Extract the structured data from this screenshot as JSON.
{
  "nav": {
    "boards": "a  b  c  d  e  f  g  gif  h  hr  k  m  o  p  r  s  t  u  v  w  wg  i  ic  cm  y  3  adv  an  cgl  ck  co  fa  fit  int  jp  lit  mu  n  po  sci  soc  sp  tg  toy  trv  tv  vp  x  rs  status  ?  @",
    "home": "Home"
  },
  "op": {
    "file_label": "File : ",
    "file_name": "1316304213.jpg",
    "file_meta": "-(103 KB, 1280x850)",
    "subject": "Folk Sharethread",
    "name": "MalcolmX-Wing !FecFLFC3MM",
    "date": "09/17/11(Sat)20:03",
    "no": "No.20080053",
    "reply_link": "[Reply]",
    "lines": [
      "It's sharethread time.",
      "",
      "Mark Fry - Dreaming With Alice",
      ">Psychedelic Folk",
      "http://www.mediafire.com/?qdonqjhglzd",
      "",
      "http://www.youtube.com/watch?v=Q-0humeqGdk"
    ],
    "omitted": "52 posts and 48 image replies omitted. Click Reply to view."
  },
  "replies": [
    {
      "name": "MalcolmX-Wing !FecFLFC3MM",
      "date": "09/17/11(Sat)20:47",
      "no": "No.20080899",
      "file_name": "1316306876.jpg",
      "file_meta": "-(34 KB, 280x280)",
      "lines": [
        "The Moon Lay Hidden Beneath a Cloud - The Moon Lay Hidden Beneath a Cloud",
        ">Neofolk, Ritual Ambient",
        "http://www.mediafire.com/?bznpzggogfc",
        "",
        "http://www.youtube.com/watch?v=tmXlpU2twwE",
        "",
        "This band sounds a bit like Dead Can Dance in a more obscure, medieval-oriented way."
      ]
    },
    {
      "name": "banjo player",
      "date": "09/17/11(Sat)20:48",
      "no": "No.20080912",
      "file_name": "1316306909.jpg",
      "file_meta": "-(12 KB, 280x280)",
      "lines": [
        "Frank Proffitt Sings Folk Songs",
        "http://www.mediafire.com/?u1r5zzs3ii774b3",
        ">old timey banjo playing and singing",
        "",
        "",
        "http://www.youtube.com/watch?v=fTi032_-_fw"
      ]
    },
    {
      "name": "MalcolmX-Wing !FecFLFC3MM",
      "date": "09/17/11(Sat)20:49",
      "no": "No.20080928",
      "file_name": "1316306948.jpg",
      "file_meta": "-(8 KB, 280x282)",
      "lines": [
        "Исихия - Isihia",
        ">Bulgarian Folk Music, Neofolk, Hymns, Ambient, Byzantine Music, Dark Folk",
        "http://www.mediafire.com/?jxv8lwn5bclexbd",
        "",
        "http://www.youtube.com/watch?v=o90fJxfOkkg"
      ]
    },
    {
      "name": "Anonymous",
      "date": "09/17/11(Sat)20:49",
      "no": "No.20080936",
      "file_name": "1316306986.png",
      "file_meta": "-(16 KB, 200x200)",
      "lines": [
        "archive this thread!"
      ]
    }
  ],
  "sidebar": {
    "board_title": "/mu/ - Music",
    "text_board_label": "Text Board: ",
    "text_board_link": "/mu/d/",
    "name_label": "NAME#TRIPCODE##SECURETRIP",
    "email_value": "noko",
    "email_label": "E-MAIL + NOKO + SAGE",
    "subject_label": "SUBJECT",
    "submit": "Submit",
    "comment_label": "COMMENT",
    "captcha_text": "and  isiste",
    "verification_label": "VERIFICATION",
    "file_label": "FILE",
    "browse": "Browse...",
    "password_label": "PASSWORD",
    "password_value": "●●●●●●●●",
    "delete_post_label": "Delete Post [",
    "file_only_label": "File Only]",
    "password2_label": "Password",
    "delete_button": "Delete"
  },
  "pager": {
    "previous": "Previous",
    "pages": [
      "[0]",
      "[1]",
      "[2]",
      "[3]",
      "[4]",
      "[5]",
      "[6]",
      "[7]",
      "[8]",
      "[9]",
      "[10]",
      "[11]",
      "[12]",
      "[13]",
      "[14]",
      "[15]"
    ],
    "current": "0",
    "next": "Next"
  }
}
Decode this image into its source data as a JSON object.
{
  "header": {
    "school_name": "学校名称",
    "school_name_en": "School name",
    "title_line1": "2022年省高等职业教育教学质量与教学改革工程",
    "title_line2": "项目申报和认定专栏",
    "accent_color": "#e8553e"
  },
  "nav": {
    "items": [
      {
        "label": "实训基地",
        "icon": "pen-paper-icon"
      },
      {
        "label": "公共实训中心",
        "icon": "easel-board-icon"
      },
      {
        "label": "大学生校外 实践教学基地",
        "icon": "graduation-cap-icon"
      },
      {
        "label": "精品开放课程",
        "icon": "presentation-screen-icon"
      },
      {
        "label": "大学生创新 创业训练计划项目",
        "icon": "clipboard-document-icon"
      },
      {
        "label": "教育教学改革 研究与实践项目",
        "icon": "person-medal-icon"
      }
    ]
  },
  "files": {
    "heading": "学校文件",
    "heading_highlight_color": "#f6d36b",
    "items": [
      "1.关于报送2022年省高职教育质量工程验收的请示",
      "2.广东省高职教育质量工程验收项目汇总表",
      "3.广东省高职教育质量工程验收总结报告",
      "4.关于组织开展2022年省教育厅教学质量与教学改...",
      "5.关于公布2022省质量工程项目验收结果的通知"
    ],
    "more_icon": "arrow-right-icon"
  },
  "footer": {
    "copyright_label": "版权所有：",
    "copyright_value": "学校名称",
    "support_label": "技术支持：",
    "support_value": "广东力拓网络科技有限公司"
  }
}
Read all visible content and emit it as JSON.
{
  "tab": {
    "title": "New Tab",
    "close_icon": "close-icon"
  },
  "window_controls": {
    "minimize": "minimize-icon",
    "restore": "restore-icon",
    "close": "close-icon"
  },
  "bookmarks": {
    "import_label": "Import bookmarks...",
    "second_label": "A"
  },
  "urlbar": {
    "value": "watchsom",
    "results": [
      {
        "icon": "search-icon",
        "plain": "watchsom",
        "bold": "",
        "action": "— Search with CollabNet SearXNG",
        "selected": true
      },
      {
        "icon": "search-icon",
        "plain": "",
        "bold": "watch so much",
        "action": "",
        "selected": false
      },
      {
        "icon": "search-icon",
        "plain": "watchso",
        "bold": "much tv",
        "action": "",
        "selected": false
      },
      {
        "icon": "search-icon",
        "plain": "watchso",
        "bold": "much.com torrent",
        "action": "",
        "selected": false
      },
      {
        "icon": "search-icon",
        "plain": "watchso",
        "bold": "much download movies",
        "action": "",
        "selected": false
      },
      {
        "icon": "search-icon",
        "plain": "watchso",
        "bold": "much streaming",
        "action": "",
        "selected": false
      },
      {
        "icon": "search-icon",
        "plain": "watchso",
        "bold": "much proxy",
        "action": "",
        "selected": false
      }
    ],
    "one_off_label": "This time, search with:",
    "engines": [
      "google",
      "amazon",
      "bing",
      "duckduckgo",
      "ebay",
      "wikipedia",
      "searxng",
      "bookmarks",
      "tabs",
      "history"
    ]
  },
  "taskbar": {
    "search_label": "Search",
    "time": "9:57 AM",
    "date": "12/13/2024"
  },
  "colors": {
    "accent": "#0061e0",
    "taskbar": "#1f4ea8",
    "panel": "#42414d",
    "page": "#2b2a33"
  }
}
::::
Exactly reproduce all of the entries.

Written reply:
Extract the structured data from this screenshot as JSON.
{
  "nav": {
    "boards": "a  b  c  d  e  f  g  gif  h  hr  k  m  o  p  r  s  t  u  v  w  wg  i  ic  cm  y  3  adv  an  cgl  ck  co  fa  fit  int  jp  lit  mu  n  po  sci  soc  sp  tg  toy  trv  tv  vp  x  rs  status  ?  @",
    "home": "Home"
  },
  "op": {
    "file_label": "File : ",
    "file_name": "1316304213.jpg",
    "file_meta": "-(103 KB, 1280x850)",
    "subject": "Folk Sharethread",
    "name": "MalcolmX-Wing !FecFLFC3MM",
    "date": "09/17/11(Sat)20:03",
    "no": "No.20080053",
    "reply_link": "[Reply]",
    "lines": [
      "It's sharethread time.",
      "",
      "Mark Fry - Dreaming With Alice",
      ">Psychedelic Folk",
      "http://www.mediafire.com/?qdonqjhglzd",
      "",
      "http://www.youtube.com/watch?v=Q-0humeqGdk"
    ],
    "omitted": "52 posts and 48 image replies omitted. Click Reply to view."
  },
  "replies": [
    {
      "name": "MalcolmX-Wing !FecFLFC3MM",
      "date": "09/17/11(Sat)20:47",
      "no": "No.20080899",
      "file_name": "1316306876.jpg",
      "file_meta": "-(34 KB, 280x280)",
      "lines": [
        "The Moon Lay Hidden Beneath a Cloud - The Moon Lay Hidden Beneath a Cloud",
        ">Neofolk, Ritual Ambient",
        "http://www.mediafire.com/?bznpzggogfc",
        "",
        "http://www.youtube.com/watch?v=tmXlpU2twwE",
        "",
        "This band sounds a bit like Dead Can Dance in a more obscure, medieval-oriented way."
      ]
    },
    {
      "name": "banjo player",
      "date": "09/17/11(Sat)20:48",
      "no": "No.20080912",
      "file_name": "1316306909.jpg",
      "file_meta": "-(12 KB, 280x280)",
      "lines": [
        "Frank Proffitt Sings Folk Songs",
        "http://www.mediafire.com/?u1r5zzs3ii774b3",
        ">old timey banjo playing and singing",
        "",
        "",
        "http://www.youtube.com/watch?v=fTi032_-_fw"
      ]
    },
    {
      "name": "MalcolmX-Wing !FecFLFC3MM",
      "date": "09/17/11(Sat)20:49",
      "no": "No.20080928",
      "file_name": "1316306948.jpg",
      "file_meta": "-(8 KB, 280x282)",
      "lines": [
        "Исихия - Isihia",
        ">Bulgarian Folk Music, Neofolk, Hymns, Ambient, Byzantine Music, Dark Folk",
        "http://www.mediafire.com/?jxv8lwn5bclexbd",
        "",
        "http://www.youtube.com/watch?v=o90fJxfOkkg"
      ]
    },
    {
      "name": "Anonymous",
      "date": "09/17/11(Sat)20:49",
      "no": "No.20080936",
      "file_name": "1316306986.png",
      "file_meta": "-(16 KB, 200x200)",
      "lines": [
        "archive this thread!"
      ]
    }
  ],
  "sidebar": {
    "board_title": "/mu/ - Music",
    "text_board_label": "Text Board: ",
    "text_board_link": "/mu/d/",
    "name_label": "NAME#TRIPCODE##SECURETRIP",
    "email_value": "noko",
    "email_label": "E-MAIL + NOKO + SAGE",
    "subject_label": "SUBJECT",
    "submit": "Submit",
    "comment_label": "COMMENT",
    "captcha_text": "and  isiste",
    "verification_label": "VERIFICATION",
    "file_label": "FILE",
    "browse": "Browse...",
    "password_label": "PASSWORD",
    "password_value": "●●●●●●●●",
    "delete_post_label": "Delete Post [",
    "file_only_label": "File Only]",
    "password2_label": "Password",
    "delete_button": "Delete"
  },
  "pager": {
    "previous": "Previous",
    "pages": [
      "[0]",
      "[1]",
      "[2]",
      "[3]",
      "[4]",
      "[5]",
      "[6]",
      "[7]",
      "[8]",
      "[9]",
      "[10]",
      "[11]",
      "[12]",
      "[13]",
      "[14]",
      "[15]"
    ],
    "current": "0",
    "next": "Next"
  }
}
Decode this image into its source data as a JSON object.
{
  "header": {
    "school_name": "学校名称",
    "school_name_en": "School name",
    "title_line1": "2022年省高等职业教育教学质量与教学改革工程",
    "title_line2": "项目申报和认定专栏",
    "accent_color": "#e8553e"
  },
  "nav": {
    "items": [
      {
        "label": "实训基地",
        "icon": "pen-paper-icon"
      },
      {
        "label": "公共实训中心",
        "icon": "easel-board-icon"
      },
      {
        "label": "大学生校外 实践教学基地",
        "icon": "graduation-cap-icon"
      },
      {
        "label": "精品开放课程",
        "icon": "presentation-screen-icon"
      },
      {
        "label": "大学生创新 创业训练计划项目",
        "icon": "clipboard-document-icon"
      },
      {
        "label": "教育教学改革 研究与实践项目",
        "icon": "person-medal-icon"
      }
    ]
  },
  "files": {
    "heading": "学校文件",
    "heading_highlight_color": "#f6d36b",
    "items": [
      "1.关于报送2022年省高职教育质量工程验收的请示",
      "2.广东省高职教育质量工程验收项目汇总表",
      "3.广东省高职教育质量工程验收总结报告",
      "4.关于组织开展2022年省教育厅教学质量与教学改...",
      "5.关于公布2022省质量工程项目验收结果的通知"
    ],
    "more_icon": "arrow-right-icon"
  },
  "footer": {
    "copyright_label": "版权所有：",
    "copyright_value": "学校名称",
    "support_label": "技术支持：",
    "support_value": "广东力拓网络科技有限公司"
  }
}
Read all visible content and emit it as JSON.
{
  "tab": {
    "title": "New Tab",
    "close_icon": "close-icon"
  },
  "window_controls": {
    "minimize": "minimize-icon",
    "restore": "restore-icon",
    "close": "close-icon"
  },
  "bookmarks": {
    "import_label": "Import bookmarks...",
    "second_label": "A"
  },
  "urlbar": {
    "value": "watchsom",
    "results": [
      {
        "icon": "search-icon",
        "plain": "watchsom",
        "bold": "",
        "action": "— Search with CollabNet SearXNG",
        "selected": true
      },
      {
        "icon": "search-icon",
        "plain": "",
        "bold": "watch so much",
        "action": "",
        "selected": false
      },
      {
        "icon": "search-icon",
        "plain": "watchso",
        "bold": "much tv",
        "action": "",
        "selected": false
      },
      {
        "icon": "search-icon",
        "plain": "watchso",
        "bold": "much.com torrent",
        "action": "",
        "selected": false
      },
      {
        "icon": "search-icon",
        "plain": "watchso",
        "bold": "much download movies",
        "action": "",
        "selected": false
      },
      {
        "icon": "search-icon",
        "plain": "watchso",
        "bold": "much streaming",
        "action": "",
        "selected": false
      },
      {
        "icon": "search-icon",
        "plain": "watchso",
        "bold": "much proxy",
        "action": "",
        "selected": false
      }
    ],
    "one_off_label": "This time, search with:",
    "engines": [
      "google",
      "amazon",
      "bing",
      "duckduckgo",
      "ebay",
      "wikipedia",
      "searxng",
      "bookmarks",
      "tabs",
      "history"
    ]
  },
  "taskbar": {
    "search_label": "Search",
    "time": "9:57 AM",
    "date": "12/13/2024"
  },
  "colors": {
    "accent": "#0061e0",
    "taskbar": "#1f4ea8",
    "panel": "#42414d",
    "page": "#2b2a33"
  }
}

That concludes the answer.